====== Given information

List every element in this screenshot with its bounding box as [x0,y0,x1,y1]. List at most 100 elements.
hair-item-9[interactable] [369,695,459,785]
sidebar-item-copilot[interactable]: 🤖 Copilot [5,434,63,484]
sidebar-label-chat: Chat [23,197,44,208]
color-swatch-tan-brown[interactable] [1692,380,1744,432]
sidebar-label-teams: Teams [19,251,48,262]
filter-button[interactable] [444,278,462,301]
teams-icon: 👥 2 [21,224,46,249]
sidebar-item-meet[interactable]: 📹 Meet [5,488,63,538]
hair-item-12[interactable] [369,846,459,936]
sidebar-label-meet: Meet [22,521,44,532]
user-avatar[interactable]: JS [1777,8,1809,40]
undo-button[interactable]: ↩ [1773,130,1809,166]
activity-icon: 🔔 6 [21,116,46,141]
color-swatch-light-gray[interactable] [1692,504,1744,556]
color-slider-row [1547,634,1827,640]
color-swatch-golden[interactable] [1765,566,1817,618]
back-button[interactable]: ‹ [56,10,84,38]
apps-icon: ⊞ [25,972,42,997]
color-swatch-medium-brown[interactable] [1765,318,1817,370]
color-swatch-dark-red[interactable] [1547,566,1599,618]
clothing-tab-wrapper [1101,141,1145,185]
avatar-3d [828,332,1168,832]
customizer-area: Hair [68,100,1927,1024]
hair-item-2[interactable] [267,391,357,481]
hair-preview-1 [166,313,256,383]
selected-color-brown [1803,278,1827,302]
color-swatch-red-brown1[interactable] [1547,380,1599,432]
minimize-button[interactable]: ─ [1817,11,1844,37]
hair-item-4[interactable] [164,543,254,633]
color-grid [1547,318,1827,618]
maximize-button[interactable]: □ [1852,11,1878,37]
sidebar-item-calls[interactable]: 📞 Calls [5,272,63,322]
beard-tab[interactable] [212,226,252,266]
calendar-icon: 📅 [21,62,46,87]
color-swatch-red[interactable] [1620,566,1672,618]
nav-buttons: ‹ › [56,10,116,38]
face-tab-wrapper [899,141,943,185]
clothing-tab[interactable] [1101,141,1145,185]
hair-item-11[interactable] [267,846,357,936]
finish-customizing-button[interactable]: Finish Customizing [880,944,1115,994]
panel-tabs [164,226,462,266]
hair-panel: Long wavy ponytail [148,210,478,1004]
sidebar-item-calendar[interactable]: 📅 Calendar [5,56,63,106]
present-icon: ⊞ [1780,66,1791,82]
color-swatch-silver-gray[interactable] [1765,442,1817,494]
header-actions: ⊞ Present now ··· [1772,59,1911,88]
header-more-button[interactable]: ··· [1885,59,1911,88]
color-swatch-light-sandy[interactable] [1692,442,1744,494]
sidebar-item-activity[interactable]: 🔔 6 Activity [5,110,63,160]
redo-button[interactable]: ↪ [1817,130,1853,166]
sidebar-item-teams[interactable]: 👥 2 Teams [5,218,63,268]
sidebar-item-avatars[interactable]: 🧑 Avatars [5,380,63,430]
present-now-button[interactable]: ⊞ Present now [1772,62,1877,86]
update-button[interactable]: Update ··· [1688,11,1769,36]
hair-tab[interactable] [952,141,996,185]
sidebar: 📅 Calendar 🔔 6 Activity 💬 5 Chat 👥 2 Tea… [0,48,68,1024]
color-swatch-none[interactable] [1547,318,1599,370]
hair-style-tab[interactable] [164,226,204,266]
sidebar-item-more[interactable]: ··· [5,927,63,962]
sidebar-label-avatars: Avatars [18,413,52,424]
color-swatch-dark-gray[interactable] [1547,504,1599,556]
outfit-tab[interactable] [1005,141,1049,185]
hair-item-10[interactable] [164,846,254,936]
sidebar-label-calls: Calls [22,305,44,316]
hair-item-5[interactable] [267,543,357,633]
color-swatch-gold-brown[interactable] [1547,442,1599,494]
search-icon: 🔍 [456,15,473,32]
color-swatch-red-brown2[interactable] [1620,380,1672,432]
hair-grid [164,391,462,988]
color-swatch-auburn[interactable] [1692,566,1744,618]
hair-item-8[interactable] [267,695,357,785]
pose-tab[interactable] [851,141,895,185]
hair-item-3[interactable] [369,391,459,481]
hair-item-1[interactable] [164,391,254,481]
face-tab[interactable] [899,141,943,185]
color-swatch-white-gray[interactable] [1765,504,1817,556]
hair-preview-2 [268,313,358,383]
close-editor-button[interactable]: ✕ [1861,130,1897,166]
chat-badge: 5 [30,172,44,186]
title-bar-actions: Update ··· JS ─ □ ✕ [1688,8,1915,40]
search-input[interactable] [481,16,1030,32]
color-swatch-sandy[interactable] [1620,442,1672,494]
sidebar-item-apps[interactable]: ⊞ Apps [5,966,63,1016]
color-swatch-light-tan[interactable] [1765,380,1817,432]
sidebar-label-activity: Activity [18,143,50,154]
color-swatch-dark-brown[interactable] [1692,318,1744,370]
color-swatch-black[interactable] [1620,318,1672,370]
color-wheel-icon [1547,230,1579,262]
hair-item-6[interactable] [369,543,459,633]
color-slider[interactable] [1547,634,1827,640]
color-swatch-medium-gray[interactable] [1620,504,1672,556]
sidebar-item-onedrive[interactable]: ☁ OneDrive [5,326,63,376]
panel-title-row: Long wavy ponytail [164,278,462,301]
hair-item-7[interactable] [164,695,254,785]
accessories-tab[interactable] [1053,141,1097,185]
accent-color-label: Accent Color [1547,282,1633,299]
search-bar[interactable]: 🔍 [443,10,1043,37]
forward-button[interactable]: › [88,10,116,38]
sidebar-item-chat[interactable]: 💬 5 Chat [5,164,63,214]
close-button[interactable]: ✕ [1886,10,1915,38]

============

Reproduce the entries above verbatim, beginning at their first line and stopping after the line that contains "teams-icon: 👥 2 [21,224,46,249]".

▸ Result of this task
List every element in this screenshot with its bounding box as [x0,y0,x1,y1]. List at most 100 elements.
hair-item-9[interactable] [369,695,459,785]
sidebar-item-copilot[interactable]: 🤖 Copilot [5,434,63,484]
sidebar-label-chat: Chat [23,197,44,208]
color-swatch-tan-brown[interactable] [1692,380,1744,432]
sidebar-label-teams: Teams [19,251,48,262]
filter-button[interactable] [444,278,462,301]
teams-icon: 👥 2 [21,224,46,249]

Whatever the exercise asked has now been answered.